GOAL OF THE EXERCISE. Copy every line, leaving nothing out and adding nothing.

## Start DATA ROWS

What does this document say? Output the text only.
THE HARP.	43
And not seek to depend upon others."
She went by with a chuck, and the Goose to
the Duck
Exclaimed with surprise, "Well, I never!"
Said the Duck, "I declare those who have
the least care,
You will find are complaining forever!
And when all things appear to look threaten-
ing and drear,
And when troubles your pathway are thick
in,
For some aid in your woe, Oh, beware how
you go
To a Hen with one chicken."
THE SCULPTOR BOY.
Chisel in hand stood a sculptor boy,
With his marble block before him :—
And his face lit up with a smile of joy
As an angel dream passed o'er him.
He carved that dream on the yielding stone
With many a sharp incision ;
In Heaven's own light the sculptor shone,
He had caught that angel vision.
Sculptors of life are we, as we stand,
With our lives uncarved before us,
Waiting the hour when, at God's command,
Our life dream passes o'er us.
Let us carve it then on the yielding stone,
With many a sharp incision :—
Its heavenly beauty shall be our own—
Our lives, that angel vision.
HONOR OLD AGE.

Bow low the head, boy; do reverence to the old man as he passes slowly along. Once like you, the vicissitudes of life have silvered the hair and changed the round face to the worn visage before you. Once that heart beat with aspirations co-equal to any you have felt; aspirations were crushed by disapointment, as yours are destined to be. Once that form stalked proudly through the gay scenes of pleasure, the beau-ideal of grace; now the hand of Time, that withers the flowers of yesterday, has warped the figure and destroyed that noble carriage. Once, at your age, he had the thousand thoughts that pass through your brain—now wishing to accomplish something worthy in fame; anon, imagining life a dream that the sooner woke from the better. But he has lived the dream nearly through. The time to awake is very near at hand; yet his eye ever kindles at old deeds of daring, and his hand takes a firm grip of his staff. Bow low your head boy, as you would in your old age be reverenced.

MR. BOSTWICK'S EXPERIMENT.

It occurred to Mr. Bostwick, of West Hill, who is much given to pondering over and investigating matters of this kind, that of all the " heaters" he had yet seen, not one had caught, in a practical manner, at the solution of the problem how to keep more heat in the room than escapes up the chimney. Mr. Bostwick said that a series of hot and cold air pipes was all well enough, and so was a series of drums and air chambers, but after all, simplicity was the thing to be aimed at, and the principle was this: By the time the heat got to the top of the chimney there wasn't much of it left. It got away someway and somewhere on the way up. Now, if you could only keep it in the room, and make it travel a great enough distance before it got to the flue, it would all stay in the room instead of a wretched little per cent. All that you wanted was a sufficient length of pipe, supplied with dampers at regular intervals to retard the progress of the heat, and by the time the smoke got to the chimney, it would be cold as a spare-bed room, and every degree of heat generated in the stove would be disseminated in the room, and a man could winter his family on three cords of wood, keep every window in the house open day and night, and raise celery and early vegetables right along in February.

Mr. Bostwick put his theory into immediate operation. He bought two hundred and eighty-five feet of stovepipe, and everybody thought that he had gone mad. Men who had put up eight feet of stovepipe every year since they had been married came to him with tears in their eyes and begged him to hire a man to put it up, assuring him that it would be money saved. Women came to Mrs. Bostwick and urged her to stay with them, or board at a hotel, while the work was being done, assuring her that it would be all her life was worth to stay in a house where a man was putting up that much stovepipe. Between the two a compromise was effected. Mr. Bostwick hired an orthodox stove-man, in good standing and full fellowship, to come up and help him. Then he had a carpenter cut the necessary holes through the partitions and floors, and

## End DATA ROWS

SOLUTION.
What does this document say? Output the text only.
THE HARP.	43
And not seek to depend upon others."
She went by with a chuck, and the Goose to
the Duck
Exclaimed with surprise, "Well, I never!"
Said the Duck, "I declare those who have
the least care,
You will find are complaining forever!
And when all things appear to look threaten-
ing and drear,
And when troubles your pathway are thick
in,
For some aid in your woe, Oh, beware how
you go
To a Hen with one chicken."
THE SCULPTOR BOY.
Chisel in hand stood a sculptor boy,
With his marble block before him :—
And his face lit up with a smile of joy
As an angel dream passed o'er him.
He carved that dream on the yielding stone
With many a sharp incision ;
In Heaven's own light the sculptor shone,
He had caught that angel vision.
Sculptors of life are we, as we stand,
With our lives uncarved before us,
Waiting the hour when, at God's command,
Our life dream passes o'er us.
Let us carve it then on the yielding stone,
With many a sharp incision :—
Its heavenly beauty shall be our own—
Our lives, that angel vision.
HONOR OLD AGE.

Bow low the head, boy; do reverence to the old man as he passes slowly along. Once like you, the vicissitudes of life have silvered the hair and changed the round face to the worn visage before you. Once that heart beat with aspirations co-equal to any you have felt; aspirations were crushed by disapointment, as yours are destined to be. Once that form stalked proudly through the gay scenes of pleasure, the beau-ideal of grace; now the hand of Time, that withers the flowers of yesterday, has warped the figure and destroyed that noble carriage. Once, at your age, he had the thousand thoughts that pass through your brain—now wishing to accomplish something worthy in fame; anon, imagining life a dream that the sooner woke from the better. But he has lived the dream nearly through. The time to awake is very near at hand; yet his eye ever kindles at old deeds of daring, and his hand takes a firm grip of his staff. Bow low your head boy, as you would in your old age be reverenced.

MR. BOSTWICK'S EXPERIMENT.

It occurred to Mr. Bostwick, of West Hill, who is much given to pondering over and investigating matters of this kind, that of all the " heaters" he had yet seen, not one had caught, in a practical manner, at the solution of the problem how to keep more heat in the room than escapes up the chimney. Mr. Bostwick said that a series of hot and cold air pipes was all well enough, and so was a series of drums and air chambers, but after all, simplicity was the thing to be aimed at, and the principle was this: By the time the heat got to the top of the chimney there wasn't much of it left. It got away someway and somewhere on the way up. Now, if you could only keep it in the room, and make it travel a great enough distance before it got to the flue, it would all stay in the room instead of a wretched little per cent. All that you wanted was a sufficient length of pipe, supplied with dampers at regular intervals to retard the progress of the heat, and by the time the smoke got to the chimney, it would be cold as a spare-bed room, and every degree of heat generated in the stove would be disseminated in the room, and a man could winter his family on three cords of wood, keep every window in the house open day and night, and raise celery and early vegetables right along in February.

Mr. Bostwick put his theory into immediate operation. He bought two hundred and eighty-five feet of stovepipe, and everybody thought that he had gone mad. Men who had put up eight feet of stovepipe every year since they had been married came to him with tears in their eyes and begged him to hire a man to put it up, assuring him that it would be money saved. Women came to Mrs. Bostwick and urged her to stay with them, or board at a hotel, while the work was being done, assuring her that it would be all her life was worth to stay in a house where a man was putting up that much stovepipe. Between the two a compromise was effected. Mr. Bostwick hired an orthodox stove-man, in good standing and full fellowship, to come up and help him. Then he had a carpenter cut the necessary holes through the partitions and floors, and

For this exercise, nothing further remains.